ZU LÖSENDE AUFGABEN —
a – Gib den Abschnitt des Lesetexts beginnend bei „Allgemeine Infragestellung der“ und endend bei „Hp. nicht bezweifelbar?“ erneut wieder und setze dabei „Ortsgemeinde“ an die Stelle von „Territorialgemeinde“.
b – Beantworte anhand des Lesetexts diese Fragen:
(i) Welches Argument wird als Totschlagargument bezeichnet?
(ii) In welchem Bereich liegt die „Erfolgsquote“?
(iii) Welche Hochschultypen werden als Beispiele für einen bestimmten Hochschultyp aufgeführt?
c – Prüfe, ob die folgenden Aussagen mit dem Lesetext übereinstimmen:
(i) Die Liste der möglichen Gründe des Wandels erhebt Anspruch auf Vollständigkeit.
(ii) Die Theologische Fakultät wird als Beispiel für bestimmte Fachrichtungen genannt.
(iii) Als möglicher Grund wird eine Aufstockung des hauptamtlichen Personals angeführt.

─── LESETEXT ───

Allgemeine Infragestellung der Hp.:

Territorialgemeinde contra kategoriale Seelsorge!
Todschlagargument „kein Geld“.
„Erfolgsquote“ im Promillebereich.
Amtskirchenkonformität, ja oder nein.
Ist das zwingend christliche der Hp. nicht bezweifelbar?
Wem fehlt etwas, gäbe es keine Hp.?

Mögliche Gründe des Wandels [ohne den Anspruch der Vollständigkeit.]:

  • Neubestimmung der Intention von Hp.
  • Neubesinnung auf die Grundlagen (Evangelium) auf denen Hp fußt.
  • Interessenswandel bei der Zielgruppe allg.
  • Veränderung der Zielgruppe [Z.B. Für alle, Christen, Katholiken, Menschen guten Willens, Lehrende, Mittellose, Liturgiefähige, Eliten.]
  • Konzentrierung auf bestimmte Fachrichtungen [ Z. B. Theologische Fakultät, Lehramtskandidatinnen, Naturwissenschaftler]
  • Konzentrierung auf einen bestimmten Hochschultyp [Staatliche oder kirchliche Fachhochschulen, Fachschulen, Universitäten.]
  • Reduzierung/Abschaffung des hauptamtlichen Personals in der HP.

─── EXTRAHIERTE EINTRÄGE ───

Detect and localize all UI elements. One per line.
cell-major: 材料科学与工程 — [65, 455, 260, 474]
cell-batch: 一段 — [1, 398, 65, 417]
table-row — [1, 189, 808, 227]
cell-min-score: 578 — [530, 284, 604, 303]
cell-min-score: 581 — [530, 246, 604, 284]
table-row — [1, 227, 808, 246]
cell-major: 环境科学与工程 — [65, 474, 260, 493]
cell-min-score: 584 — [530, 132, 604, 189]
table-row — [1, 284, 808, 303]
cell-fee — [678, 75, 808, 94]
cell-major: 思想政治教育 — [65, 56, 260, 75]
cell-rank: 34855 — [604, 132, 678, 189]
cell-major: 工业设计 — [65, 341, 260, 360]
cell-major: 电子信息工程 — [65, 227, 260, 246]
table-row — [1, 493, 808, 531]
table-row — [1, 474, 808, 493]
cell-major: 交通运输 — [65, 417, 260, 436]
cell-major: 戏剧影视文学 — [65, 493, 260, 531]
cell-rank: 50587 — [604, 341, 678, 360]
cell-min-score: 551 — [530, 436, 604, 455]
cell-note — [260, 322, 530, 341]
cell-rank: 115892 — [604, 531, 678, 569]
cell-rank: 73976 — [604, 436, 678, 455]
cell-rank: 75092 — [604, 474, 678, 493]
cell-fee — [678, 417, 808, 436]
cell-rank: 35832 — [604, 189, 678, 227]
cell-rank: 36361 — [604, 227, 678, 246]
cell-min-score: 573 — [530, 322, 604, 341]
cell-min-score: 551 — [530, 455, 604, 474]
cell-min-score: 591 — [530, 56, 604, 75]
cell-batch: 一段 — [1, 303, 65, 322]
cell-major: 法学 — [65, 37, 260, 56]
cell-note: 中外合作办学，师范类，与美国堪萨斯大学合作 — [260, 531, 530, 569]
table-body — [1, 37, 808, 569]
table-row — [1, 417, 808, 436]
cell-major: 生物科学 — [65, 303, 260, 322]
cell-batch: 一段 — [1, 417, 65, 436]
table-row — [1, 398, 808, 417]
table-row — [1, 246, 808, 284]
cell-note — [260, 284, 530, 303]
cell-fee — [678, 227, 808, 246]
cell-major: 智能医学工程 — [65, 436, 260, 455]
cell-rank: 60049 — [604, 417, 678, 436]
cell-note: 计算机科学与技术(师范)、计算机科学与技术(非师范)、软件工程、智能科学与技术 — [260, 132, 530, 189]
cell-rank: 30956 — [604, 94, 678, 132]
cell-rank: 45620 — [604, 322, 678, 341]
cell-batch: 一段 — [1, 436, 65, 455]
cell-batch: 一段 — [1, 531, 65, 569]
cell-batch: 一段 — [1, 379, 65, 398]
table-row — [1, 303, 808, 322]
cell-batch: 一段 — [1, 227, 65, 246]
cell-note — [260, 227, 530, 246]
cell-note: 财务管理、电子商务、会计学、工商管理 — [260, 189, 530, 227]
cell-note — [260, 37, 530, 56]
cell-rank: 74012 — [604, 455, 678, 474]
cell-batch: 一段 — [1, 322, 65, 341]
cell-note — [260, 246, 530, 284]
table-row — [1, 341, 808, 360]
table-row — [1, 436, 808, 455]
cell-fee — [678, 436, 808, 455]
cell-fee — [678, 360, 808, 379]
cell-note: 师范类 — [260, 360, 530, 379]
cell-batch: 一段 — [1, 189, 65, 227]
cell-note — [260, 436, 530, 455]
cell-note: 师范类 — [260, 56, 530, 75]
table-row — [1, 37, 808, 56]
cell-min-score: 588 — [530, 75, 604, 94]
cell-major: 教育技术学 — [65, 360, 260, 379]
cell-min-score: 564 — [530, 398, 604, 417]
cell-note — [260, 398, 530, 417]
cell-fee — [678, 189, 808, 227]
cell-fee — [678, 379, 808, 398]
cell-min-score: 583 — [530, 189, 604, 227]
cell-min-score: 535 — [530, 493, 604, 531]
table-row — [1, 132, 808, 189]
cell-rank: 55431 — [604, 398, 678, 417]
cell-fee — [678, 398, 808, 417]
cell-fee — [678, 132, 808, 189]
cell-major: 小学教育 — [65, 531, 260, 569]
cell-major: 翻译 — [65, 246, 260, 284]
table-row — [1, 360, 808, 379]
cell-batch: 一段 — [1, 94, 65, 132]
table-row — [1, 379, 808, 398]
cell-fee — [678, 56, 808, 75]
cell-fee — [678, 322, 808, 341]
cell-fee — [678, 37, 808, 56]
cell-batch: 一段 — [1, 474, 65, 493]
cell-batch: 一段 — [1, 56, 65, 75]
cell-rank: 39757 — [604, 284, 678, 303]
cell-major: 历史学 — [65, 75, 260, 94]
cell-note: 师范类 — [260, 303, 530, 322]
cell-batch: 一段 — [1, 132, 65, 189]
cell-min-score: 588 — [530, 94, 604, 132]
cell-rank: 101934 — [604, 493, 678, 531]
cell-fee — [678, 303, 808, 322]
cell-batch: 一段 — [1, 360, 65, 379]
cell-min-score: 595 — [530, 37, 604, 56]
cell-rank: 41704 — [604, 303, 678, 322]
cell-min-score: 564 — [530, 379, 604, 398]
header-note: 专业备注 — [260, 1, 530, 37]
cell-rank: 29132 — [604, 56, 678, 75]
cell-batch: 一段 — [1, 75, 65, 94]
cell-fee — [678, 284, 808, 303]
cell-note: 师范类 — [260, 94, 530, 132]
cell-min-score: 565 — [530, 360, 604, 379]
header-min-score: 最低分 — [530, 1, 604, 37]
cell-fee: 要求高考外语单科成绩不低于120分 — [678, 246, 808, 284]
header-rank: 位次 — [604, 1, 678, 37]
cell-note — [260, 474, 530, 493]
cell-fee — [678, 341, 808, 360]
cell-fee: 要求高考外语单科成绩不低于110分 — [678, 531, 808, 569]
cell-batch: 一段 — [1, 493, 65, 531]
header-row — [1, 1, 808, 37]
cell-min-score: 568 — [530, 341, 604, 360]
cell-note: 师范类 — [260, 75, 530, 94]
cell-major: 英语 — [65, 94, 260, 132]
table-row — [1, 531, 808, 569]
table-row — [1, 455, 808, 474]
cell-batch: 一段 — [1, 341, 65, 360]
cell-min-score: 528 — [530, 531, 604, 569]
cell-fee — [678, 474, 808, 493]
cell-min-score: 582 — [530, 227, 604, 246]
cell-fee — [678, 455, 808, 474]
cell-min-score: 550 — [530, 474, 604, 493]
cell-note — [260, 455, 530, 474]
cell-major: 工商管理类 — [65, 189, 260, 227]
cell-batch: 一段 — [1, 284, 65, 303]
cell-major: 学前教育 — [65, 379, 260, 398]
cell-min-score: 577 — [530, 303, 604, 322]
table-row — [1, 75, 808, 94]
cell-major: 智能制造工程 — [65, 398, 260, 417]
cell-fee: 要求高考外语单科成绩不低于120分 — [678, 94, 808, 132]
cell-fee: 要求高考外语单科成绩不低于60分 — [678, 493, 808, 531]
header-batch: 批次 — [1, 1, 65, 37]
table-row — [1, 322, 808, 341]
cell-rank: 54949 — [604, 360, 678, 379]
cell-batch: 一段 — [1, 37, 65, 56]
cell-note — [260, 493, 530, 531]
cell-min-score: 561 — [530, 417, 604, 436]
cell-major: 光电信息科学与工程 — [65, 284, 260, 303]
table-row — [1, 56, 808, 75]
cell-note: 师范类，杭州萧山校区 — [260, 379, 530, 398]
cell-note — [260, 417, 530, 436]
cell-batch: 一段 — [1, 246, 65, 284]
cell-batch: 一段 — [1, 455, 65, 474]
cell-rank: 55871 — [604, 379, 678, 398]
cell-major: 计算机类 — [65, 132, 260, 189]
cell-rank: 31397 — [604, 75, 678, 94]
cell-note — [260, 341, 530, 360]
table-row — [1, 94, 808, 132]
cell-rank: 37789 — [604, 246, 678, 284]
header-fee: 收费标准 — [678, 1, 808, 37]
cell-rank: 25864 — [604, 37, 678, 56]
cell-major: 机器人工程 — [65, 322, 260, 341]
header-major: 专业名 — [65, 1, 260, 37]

───

GELÖSTE AUFGABEN —
a –
Allgemeine Infragestellung der Hp.:

Ortsgemeinde contra kategoriale Seelsorge!
Todschlagargument „kein Geld“.
„Erfolgsquote“ im Promillebereich.
Amtskirchenkonformität, ja oder nein.
Ist das zwingend christliche der Hp. nicht bezweifelbar?

b –
(i) Das Argument „kein Geld“.
(ii) Im Promillebereich.
(iii) Staatliche oder kirchliche Fachhochschulen, Fachschulen und Universitäten.

c –
(i) Nein: „ohne den Anspruch der Vollständigkeit.“
(ii) Ja: „Z. B. Theologische Fakultät“
(iii) Nein: „Reduzierung/Abschaffung des hauptamtlichen Personals in der HP.“